▶ _Dataset entries_
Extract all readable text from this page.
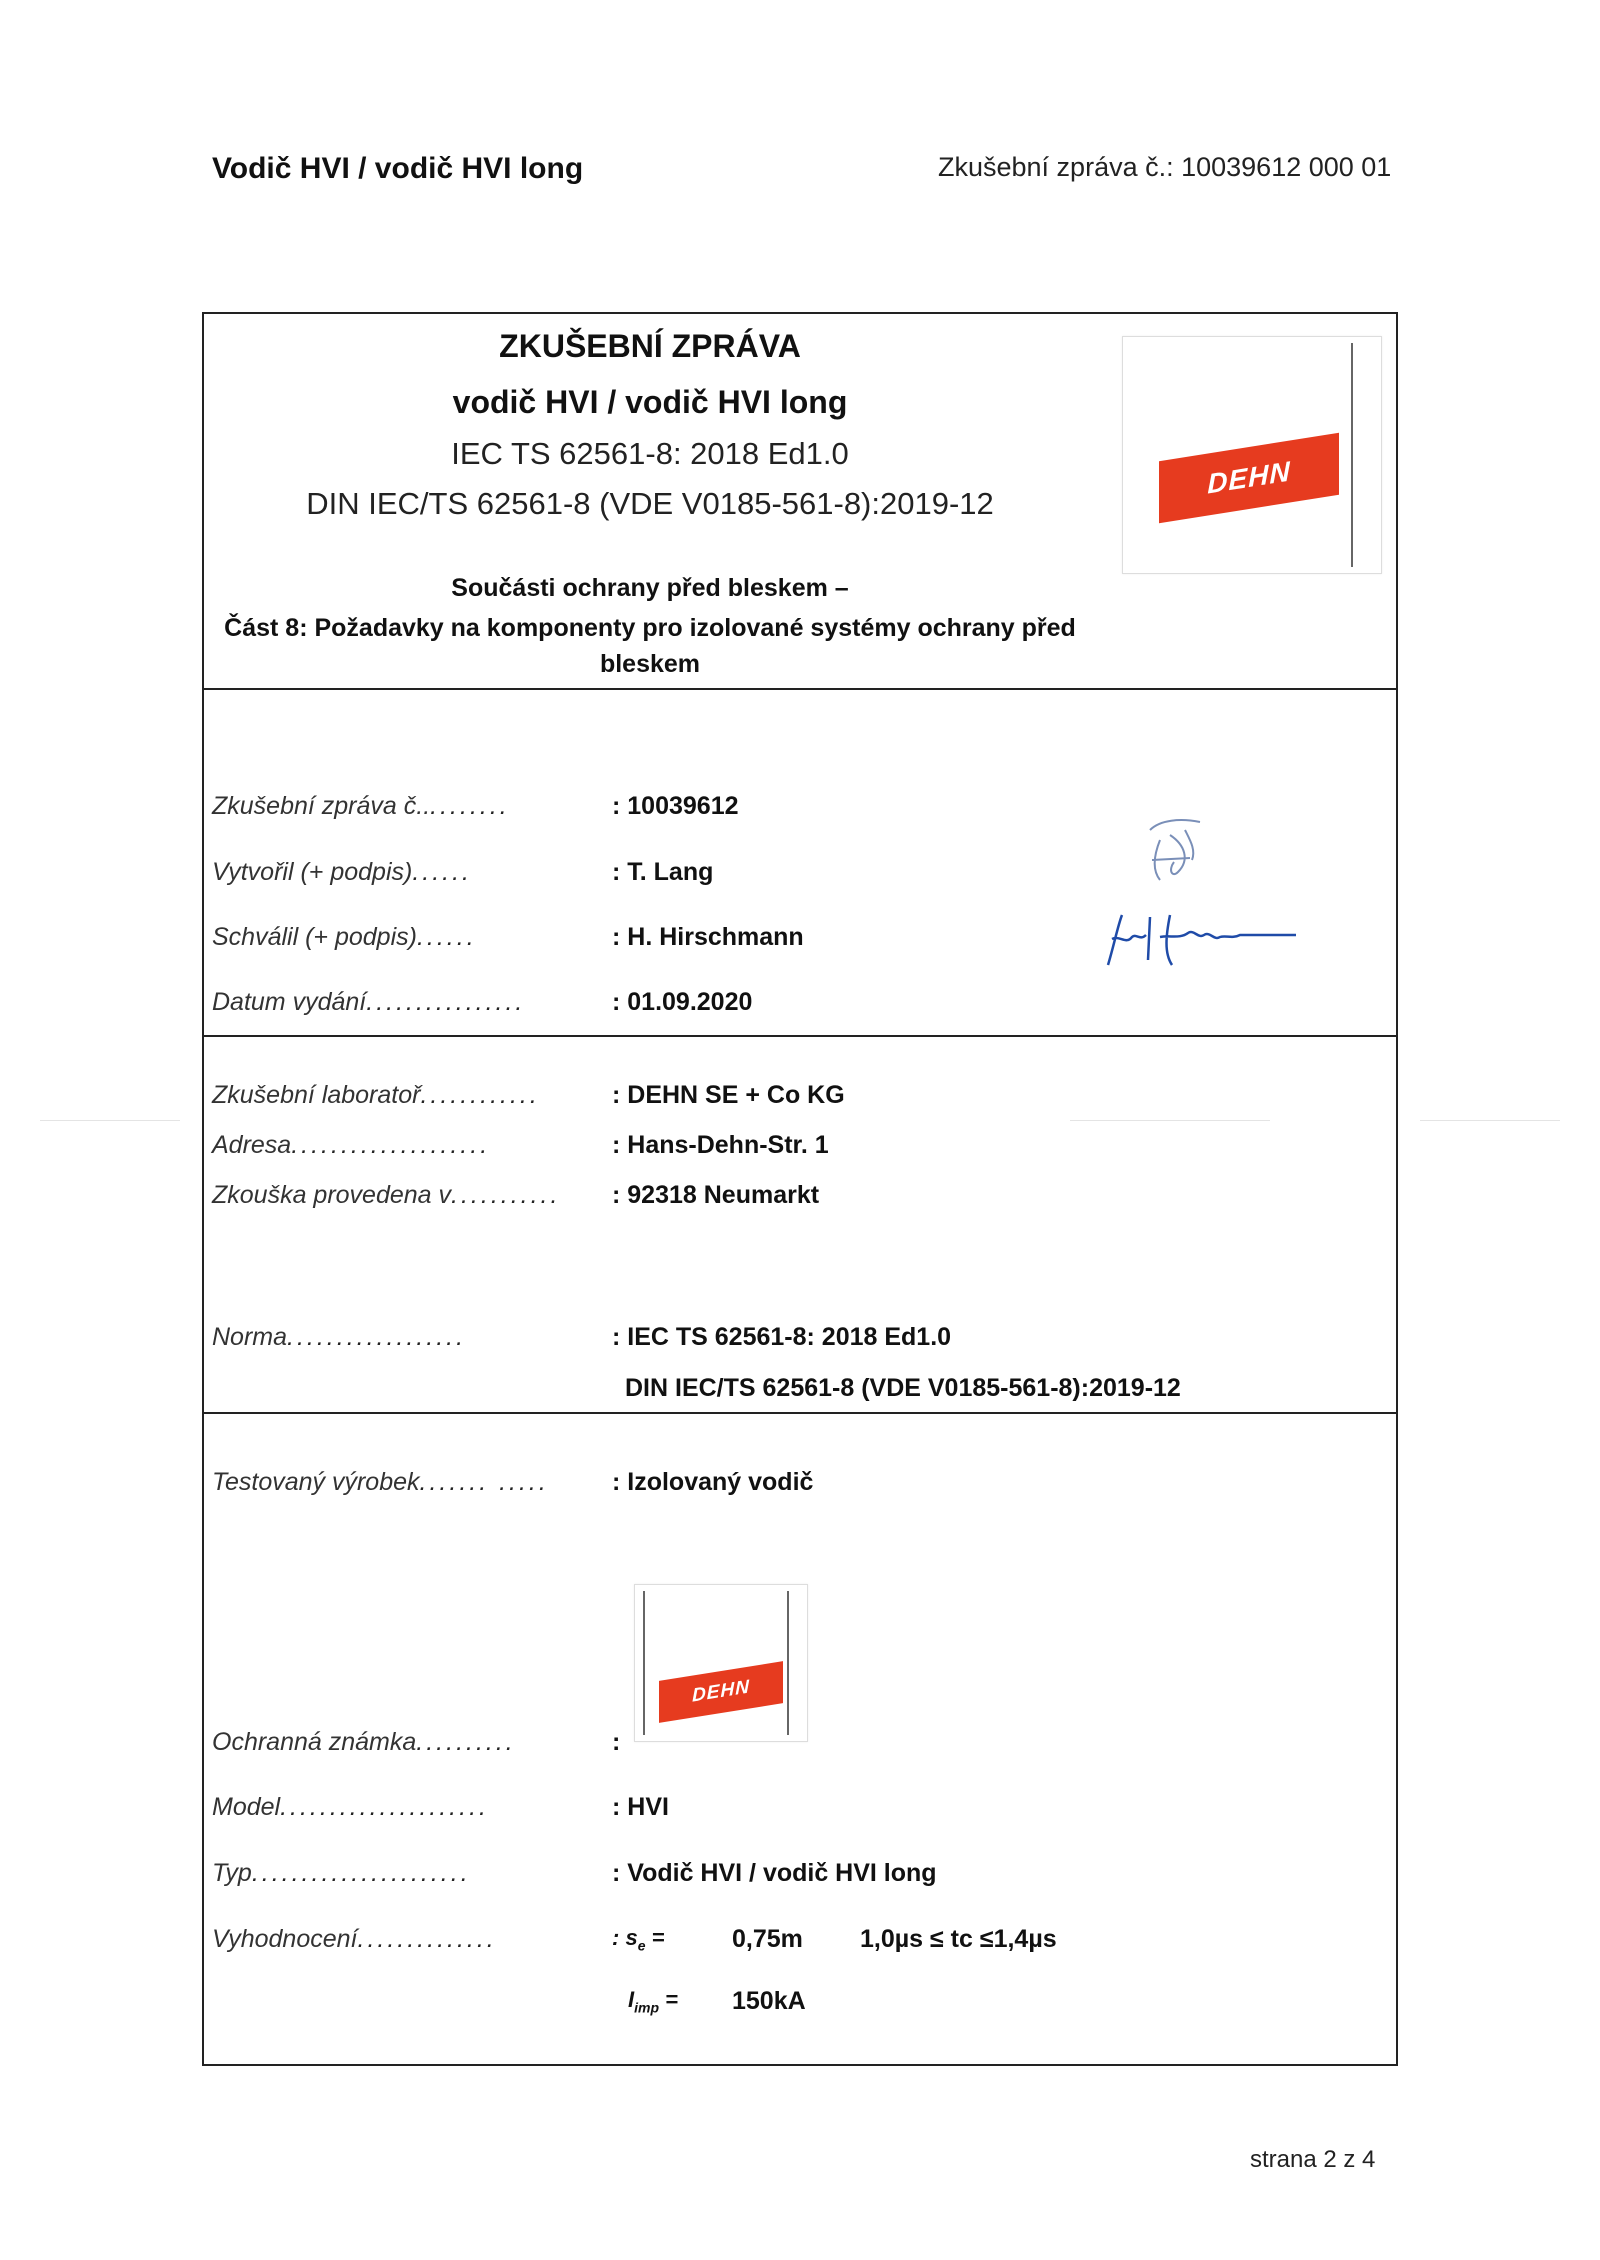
Vodič HVI / vodič HVI long	Zkušební zpráva č.: 10039612 000 01
ZKUŠEBNÍ ZPRÁVA
vodič HVI / vodič HVI long
IEC TS 62561-8: 2018 Ed1.0
DIN IEC/TS 62561-8 (VDE V0185-561-8):2019-12
Součásti ochrany před bleskem –
Část 8: Požadavky na komponenty pro izolované systémy ochrany před
bleskem
DEHN
Zkušební zpráva č..........	: 10039612
Vytvořil (+ podpis)......	: T. Lang
Schválil (+ podpis)......	: H. Hirschmann
Datum vydání................	: 01.09.2020
Zkušební laboratoř............	: DEHN SE + Co KG
Adresa....................	: Hans-Dehn-Str. 1
Zkouška provedena v........... : 92318 Neumarkt
Norma..................	: IEC TS 62561-8: 2018 Ed1.0
DIN IEC/TS 62561-8 (VDE V0185-561-8):2019-12
Testovaný výrobek....... .....	: Izolovaný vodič
DEHN
Ochranná známka..........	:
Model.....................	: HVI
Typ......................	: Vodič HVI / vodič HVI long
Vyhodnocení..............	: $s_e$ =	0,75m 1,0µs ≤ tc ≤1,4µs
$I_{imp} = 150kA$
strana 2 z 4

▶ _INSTRUCTIONS FOR THE TASK_
Which lines of the data above contain "long"? Copy each one.

▶ _EXERCISE RESPONSE_
Vodič HVI / vodič HVI long	Zkušební zpráva č.: 10039612 000 01
vodič HVI / vodič HVI long
Typ......................	: Vodič HVI / vodič HVI long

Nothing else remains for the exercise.